* START LISTED ENTRIES *

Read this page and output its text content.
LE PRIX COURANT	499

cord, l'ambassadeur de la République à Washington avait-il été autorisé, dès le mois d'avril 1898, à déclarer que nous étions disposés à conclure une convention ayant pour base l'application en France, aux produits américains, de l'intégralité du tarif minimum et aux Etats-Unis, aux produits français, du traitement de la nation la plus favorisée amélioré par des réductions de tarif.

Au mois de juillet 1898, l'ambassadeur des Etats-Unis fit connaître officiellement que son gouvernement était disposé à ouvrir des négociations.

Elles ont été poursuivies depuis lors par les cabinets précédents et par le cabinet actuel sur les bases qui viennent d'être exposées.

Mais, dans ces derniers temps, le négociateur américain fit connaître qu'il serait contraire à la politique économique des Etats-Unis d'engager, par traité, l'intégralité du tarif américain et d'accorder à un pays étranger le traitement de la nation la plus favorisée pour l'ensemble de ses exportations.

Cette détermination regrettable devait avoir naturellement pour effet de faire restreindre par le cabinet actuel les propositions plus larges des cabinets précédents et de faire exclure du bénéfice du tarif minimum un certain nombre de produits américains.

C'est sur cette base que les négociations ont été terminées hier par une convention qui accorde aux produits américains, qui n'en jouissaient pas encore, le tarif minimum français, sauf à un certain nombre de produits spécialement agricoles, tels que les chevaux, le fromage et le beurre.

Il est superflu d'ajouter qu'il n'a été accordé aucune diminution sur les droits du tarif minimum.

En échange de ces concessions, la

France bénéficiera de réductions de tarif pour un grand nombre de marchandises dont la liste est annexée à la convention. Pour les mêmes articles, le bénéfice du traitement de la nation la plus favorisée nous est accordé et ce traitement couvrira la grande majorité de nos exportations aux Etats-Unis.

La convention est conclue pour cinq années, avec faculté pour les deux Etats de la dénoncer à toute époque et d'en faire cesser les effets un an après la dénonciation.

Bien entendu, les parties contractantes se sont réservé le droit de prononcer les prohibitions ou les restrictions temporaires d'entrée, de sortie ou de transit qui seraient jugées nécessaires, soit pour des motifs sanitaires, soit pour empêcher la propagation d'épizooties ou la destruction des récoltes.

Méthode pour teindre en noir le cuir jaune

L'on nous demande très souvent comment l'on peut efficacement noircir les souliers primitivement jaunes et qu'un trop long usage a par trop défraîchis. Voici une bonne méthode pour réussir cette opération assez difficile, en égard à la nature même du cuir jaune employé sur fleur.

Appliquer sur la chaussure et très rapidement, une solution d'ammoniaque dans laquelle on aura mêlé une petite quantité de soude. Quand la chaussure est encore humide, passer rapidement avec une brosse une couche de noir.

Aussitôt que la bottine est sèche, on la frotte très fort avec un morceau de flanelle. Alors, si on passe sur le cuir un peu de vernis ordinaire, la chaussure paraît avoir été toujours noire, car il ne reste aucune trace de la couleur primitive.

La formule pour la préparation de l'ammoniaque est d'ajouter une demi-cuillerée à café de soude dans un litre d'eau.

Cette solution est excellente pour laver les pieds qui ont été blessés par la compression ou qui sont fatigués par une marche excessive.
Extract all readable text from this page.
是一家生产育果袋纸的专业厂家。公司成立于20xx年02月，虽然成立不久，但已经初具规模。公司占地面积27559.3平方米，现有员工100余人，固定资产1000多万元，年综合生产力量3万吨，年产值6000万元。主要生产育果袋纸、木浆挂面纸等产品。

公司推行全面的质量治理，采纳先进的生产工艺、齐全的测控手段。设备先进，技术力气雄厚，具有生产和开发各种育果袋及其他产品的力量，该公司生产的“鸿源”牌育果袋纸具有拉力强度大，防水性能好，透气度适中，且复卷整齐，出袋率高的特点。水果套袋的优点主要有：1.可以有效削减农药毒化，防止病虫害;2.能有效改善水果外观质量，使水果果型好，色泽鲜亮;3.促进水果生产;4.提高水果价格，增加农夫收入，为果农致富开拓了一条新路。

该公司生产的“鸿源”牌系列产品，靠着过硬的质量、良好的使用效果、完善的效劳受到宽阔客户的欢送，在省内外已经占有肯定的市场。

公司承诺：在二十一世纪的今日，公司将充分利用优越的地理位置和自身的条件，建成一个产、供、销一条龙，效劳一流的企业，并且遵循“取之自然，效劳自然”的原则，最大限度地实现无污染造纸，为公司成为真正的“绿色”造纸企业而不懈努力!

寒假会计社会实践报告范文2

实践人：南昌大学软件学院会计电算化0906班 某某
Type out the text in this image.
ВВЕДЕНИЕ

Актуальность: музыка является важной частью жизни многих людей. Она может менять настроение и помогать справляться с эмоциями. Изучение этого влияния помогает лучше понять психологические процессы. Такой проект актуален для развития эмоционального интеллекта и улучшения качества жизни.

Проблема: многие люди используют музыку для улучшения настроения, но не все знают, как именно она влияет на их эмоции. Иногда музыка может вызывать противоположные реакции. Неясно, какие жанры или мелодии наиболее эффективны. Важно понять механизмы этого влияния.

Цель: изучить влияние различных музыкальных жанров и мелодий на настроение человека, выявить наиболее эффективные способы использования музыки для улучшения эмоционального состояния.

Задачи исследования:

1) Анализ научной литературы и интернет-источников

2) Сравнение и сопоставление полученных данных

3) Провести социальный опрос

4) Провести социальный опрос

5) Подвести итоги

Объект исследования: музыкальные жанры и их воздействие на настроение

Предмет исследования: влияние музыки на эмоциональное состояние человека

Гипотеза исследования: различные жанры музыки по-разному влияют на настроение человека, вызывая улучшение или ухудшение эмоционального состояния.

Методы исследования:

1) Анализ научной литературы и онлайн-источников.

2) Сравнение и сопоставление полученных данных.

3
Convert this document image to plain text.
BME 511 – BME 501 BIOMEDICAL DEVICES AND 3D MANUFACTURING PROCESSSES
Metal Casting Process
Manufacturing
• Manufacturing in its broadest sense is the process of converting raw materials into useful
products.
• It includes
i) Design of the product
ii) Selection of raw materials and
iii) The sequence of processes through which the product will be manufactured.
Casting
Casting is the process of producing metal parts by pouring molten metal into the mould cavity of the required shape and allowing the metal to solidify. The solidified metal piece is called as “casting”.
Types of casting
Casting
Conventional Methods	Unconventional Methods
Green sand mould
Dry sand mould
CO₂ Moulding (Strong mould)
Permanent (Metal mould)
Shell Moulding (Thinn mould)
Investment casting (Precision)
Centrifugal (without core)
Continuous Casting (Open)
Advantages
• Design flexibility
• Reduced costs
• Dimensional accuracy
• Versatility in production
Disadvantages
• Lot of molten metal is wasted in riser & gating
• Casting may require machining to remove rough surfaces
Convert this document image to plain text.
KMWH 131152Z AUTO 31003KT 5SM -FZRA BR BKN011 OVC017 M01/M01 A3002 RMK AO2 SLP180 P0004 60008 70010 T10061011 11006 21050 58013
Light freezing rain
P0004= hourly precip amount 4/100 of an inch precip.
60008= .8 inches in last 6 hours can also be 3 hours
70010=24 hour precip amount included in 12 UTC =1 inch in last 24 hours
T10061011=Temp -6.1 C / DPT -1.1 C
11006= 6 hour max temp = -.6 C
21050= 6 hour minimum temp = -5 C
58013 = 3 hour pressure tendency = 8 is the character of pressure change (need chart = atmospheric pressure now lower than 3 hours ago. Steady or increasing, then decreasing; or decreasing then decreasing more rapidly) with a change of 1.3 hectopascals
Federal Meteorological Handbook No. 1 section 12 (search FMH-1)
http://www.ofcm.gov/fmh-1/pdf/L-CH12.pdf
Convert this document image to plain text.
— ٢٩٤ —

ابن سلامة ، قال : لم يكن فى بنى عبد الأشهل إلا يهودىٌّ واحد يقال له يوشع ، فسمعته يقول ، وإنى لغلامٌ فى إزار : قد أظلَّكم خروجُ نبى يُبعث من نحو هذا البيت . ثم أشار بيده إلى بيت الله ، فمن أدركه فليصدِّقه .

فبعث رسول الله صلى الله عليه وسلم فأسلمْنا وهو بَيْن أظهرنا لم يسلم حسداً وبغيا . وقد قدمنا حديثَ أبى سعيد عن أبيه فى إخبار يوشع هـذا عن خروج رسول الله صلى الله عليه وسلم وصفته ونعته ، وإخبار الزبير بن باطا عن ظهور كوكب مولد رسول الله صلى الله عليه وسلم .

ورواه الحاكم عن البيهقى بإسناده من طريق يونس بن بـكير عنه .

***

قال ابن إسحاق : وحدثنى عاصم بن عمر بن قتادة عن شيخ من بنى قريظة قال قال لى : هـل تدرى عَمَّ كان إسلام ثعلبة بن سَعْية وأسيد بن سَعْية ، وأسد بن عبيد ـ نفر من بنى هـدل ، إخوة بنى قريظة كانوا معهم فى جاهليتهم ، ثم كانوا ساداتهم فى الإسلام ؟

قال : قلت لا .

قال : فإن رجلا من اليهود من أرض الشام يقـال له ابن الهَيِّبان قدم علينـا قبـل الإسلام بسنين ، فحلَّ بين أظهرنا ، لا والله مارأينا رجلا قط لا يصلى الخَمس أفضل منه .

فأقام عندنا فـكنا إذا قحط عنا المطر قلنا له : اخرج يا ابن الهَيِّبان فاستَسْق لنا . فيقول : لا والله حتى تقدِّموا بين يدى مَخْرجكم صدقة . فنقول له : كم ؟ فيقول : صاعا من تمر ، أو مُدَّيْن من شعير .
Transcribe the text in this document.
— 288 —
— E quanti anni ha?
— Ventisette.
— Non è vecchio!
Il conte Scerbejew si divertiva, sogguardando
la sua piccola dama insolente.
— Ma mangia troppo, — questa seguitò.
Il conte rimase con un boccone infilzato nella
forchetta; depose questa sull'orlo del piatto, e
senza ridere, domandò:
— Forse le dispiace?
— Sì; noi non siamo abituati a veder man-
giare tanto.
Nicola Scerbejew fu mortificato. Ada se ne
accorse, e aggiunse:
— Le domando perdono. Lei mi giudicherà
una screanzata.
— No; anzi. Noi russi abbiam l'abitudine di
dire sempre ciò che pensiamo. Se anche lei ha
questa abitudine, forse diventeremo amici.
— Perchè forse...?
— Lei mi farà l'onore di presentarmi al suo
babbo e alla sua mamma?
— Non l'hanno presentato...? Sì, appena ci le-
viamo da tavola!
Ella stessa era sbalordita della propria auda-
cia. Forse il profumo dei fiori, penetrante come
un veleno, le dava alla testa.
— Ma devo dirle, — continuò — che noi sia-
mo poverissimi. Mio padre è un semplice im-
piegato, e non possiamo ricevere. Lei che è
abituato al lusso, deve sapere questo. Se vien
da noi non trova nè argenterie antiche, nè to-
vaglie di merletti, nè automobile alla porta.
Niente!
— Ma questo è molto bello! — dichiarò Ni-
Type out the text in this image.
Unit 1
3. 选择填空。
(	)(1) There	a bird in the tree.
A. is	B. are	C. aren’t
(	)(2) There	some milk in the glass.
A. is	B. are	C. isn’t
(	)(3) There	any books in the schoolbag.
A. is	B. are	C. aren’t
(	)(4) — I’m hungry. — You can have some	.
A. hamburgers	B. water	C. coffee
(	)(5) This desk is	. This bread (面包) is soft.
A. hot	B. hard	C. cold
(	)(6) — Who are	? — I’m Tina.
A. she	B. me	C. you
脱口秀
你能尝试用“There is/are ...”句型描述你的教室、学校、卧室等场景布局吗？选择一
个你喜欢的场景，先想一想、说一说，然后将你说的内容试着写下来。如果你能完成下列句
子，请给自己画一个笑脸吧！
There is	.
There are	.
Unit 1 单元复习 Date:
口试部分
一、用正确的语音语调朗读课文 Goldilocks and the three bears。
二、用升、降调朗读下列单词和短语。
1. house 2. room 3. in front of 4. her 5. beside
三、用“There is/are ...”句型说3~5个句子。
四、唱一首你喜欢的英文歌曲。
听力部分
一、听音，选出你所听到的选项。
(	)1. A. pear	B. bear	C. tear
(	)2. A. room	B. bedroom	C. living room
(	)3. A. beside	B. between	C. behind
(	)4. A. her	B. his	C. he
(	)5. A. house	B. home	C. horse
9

* END LISTED ENTRIES *

### SHORT TASK
Using the listing, collect all lines in which the string "nombre" is found.

### ANSWER TO THIS TASK
Cette détermination regrettable devait avoir naturellement pour effet de faire restreindre par le cabinet actuel les propositions plus larges des cabinets précédents et de faire exclure du bénéfice du tarif minimum un certain nombre de produits américains.
C'est sur cette base que les négociations ont été terminées hier par une convention qui accorde aux produits américains, qui n'en jouissaient pas encore, le tarif minimum français, sauf à un certain nombre de produits spécialement agricoles, tels que les chevaux, le fromage et le beurre.
France bénéficiera de réductions de tarif pour un grand nombre de marchandises dont la liste est annexée à la convention. Pour les mêmes articles, le bénéfice du traitement de la nation la plus favorisée nous est accordé et ce traitement couvrira la grande majorité de nos exportations aux Etats-Unis.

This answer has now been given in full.